# [ENTRIES SUPPLIED]

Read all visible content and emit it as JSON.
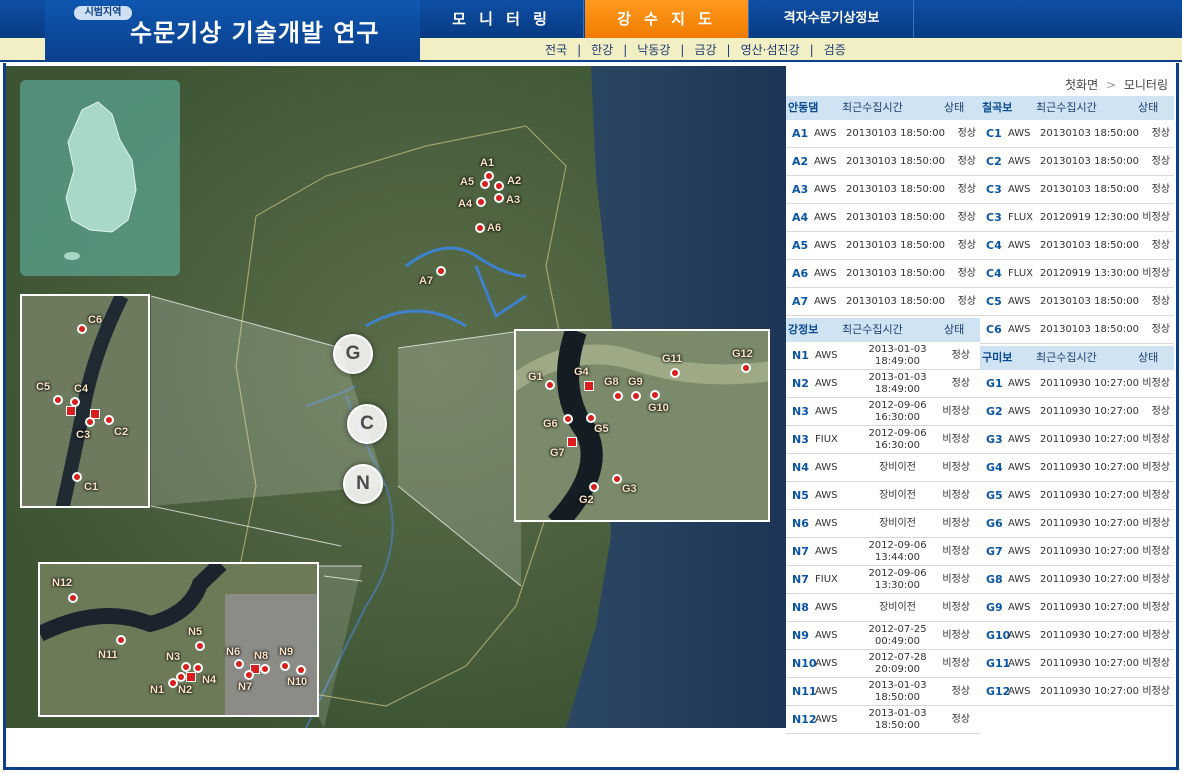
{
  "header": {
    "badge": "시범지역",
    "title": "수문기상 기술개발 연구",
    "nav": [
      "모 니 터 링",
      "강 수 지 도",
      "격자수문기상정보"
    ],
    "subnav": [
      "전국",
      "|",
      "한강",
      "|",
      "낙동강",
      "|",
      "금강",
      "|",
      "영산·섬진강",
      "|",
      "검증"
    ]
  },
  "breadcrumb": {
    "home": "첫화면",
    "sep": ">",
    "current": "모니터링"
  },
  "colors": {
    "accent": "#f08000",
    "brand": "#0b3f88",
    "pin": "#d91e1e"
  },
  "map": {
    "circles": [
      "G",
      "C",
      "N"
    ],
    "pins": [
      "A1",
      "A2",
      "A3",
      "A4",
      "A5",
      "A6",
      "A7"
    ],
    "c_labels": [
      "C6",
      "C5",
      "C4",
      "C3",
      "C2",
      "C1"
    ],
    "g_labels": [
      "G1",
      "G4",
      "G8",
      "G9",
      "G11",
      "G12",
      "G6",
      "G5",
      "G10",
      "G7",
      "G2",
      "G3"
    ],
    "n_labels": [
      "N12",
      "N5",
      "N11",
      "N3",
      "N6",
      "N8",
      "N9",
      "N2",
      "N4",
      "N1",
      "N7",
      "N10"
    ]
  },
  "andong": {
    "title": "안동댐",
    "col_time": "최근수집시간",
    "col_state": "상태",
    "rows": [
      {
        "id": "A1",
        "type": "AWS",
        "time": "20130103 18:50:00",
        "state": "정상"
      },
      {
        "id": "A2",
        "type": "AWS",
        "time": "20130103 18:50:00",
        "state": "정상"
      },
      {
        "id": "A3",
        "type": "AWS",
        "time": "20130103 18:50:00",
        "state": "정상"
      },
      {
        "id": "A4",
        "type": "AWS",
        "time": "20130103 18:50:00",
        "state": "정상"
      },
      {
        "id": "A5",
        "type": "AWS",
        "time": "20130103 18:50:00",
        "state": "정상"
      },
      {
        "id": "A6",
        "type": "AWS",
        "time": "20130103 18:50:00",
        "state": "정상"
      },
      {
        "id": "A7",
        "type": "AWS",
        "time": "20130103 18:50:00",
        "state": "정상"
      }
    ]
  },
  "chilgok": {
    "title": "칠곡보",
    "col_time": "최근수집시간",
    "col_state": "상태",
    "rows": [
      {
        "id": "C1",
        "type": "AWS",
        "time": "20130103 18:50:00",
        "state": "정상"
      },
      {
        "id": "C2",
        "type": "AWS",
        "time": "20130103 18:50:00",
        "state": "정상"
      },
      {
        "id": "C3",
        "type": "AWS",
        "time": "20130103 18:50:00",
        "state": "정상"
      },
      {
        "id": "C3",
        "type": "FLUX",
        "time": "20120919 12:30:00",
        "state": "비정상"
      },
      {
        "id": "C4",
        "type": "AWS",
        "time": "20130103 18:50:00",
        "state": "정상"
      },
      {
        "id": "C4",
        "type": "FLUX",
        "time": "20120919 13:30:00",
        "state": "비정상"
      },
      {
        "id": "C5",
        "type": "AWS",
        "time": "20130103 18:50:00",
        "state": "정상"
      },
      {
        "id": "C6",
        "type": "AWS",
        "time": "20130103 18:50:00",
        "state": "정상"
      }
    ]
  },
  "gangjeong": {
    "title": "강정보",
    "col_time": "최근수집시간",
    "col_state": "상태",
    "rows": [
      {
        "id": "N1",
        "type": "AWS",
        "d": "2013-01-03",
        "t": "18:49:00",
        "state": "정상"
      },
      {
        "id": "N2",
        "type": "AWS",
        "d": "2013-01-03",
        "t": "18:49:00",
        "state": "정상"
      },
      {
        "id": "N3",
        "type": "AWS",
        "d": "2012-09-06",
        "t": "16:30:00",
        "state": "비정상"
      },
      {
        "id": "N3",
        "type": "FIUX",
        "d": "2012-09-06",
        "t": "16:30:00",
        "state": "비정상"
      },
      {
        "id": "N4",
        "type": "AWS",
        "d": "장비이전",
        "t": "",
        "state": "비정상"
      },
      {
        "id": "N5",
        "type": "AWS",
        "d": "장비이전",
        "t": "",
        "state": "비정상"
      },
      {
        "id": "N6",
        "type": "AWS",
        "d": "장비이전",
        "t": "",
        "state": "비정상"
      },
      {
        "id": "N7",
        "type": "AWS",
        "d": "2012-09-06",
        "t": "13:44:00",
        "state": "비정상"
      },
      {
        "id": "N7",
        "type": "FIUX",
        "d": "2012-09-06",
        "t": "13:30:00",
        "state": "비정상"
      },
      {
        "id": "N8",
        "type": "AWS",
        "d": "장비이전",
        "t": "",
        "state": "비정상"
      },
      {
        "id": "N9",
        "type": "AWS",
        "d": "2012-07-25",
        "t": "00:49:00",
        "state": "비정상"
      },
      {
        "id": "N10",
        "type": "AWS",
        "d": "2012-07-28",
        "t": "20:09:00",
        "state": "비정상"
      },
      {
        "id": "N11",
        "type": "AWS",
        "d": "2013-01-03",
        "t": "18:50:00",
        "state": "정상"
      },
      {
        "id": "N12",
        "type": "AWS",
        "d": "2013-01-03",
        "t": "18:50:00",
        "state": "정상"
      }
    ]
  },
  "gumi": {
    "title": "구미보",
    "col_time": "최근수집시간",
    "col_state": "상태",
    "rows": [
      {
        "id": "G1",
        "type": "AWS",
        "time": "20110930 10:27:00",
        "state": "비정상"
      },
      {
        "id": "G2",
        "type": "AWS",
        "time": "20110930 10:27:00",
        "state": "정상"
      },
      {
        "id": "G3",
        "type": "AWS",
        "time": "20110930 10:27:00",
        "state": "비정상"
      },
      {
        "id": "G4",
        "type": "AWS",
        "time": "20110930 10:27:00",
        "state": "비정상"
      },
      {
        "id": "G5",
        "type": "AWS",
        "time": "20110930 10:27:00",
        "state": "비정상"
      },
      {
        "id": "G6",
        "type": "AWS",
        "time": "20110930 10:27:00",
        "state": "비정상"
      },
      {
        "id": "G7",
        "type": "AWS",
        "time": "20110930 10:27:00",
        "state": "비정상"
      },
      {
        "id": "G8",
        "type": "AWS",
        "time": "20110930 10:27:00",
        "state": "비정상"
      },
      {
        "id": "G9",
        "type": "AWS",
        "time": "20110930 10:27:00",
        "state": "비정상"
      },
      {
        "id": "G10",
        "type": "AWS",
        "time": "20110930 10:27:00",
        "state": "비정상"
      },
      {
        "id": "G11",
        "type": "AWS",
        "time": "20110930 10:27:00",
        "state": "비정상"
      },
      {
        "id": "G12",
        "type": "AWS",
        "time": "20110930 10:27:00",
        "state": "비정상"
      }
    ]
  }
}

...

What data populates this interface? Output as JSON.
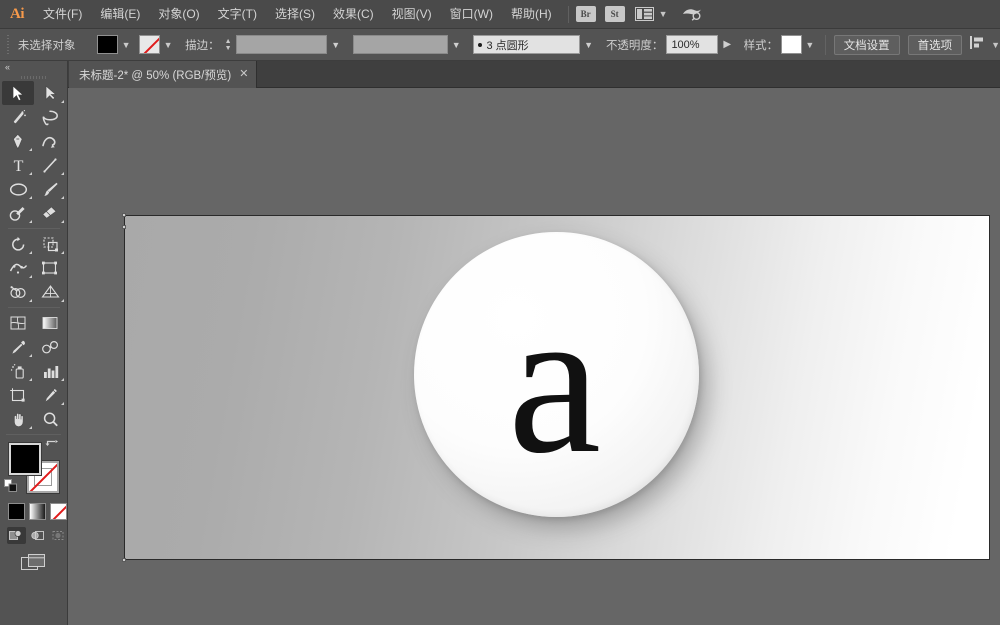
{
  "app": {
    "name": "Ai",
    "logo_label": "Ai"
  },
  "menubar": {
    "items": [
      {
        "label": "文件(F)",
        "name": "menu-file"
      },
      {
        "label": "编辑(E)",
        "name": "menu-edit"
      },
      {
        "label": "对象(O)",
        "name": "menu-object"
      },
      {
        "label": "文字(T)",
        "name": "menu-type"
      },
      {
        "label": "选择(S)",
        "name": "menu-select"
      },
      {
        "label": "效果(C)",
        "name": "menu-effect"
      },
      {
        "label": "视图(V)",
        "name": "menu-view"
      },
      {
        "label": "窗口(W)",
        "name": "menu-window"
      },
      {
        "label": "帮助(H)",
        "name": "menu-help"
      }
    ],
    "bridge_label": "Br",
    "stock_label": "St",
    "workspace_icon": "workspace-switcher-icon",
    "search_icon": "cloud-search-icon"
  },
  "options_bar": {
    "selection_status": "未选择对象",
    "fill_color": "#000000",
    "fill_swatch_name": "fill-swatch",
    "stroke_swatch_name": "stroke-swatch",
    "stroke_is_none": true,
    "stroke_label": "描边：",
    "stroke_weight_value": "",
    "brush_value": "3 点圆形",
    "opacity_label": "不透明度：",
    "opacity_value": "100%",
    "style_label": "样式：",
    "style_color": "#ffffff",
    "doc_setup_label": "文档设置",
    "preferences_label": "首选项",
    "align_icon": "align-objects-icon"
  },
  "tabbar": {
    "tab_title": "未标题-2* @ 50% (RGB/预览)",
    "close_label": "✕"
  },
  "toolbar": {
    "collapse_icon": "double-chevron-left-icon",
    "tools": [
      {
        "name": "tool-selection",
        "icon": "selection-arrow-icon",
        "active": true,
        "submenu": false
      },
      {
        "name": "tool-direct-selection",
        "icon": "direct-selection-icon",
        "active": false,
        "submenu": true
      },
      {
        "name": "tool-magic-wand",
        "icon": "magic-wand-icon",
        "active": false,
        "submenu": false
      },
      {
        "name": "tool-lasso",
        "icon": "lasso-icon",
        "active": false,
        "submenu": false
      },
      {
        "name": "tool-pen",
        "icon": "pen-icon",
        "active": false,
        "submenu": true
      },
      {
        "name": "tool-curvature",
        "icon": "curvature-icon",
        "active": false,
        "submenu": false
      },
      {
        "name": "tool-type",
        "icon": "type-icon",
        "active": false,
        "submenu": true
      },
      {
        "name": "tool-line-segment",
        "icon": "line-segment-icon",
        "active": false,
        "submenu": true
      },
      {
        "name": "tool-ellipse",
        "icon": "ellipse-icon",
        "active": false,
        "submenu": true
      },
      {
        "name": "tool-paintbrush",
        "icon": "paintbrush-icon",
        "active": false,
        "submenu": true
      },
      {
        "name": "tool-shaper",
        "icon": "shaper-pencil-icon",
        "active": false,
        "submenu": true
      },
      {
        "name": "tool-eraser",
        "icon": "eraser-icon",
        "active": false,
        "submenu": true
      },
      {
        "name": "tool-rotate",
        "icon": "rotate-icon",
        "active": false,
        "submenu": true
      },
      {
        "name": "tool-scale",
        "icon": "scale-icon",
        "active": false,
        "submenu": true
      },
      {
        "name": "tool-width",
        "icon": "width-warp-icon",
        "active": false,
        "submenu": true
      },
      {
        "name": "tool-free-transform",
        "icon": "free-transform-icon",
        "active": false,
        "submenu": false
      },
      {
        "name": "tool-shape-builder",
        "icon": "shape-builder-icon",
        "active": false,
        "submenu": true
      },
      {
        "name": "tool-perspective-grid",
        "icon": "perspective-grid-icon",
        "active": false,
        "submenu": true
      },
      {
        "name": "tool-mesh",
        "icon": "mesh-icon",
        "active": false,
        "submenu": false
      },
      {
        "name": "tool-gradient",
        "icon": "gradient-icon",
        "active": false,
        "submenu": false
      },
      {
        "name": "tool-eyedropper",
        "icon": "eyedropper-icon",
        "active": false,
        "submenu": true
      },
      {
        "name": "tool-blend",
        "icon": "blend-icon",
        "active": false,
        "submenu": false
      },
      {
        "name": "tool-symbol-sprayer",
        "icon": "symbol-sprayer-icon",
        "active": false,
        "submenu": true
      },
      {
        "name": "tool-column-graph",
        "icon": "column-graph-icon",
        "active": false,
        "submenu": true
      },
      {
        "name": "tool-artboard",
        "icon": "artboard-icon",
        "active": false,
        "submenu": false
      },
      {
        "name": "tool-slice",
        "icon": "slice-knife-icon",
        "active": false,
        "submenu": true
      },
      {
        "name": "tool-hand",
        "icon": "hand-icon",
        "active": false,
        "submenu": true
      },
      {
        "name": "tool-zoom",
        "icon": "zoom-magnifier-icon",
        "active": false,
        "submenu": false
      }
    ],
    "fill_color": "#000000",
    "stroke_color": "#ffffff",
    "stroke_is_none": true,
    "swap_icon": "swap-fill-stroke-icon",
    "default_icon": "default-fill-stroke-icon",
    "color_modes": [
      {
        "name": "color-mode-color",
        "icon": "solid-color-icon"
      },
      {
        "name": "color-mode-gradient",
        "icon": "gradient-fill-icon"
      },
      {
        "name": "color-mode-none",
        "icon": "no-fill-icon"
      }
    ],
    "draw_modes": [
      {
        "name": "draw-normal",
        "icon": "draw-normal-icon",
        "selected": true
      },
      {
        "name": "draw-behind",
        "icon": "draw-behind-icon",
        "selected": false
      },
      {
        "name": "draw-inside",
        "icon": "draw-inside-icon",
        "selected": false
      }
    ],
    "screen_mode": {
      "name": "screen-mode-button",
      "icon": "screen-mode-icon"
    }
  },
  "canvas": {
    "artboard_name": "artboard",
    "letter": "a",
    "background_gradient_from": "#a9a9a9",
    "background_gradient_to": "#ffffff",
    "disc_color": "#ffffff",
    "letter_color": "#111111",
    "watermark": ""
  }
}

# [WHAT TO WORK ON]
Where a line of the records above holds the word "ellipse", copy that line.

# [THE RESULT]
        "name": "tool-ellipse",
        "icon": "ellipse-icon",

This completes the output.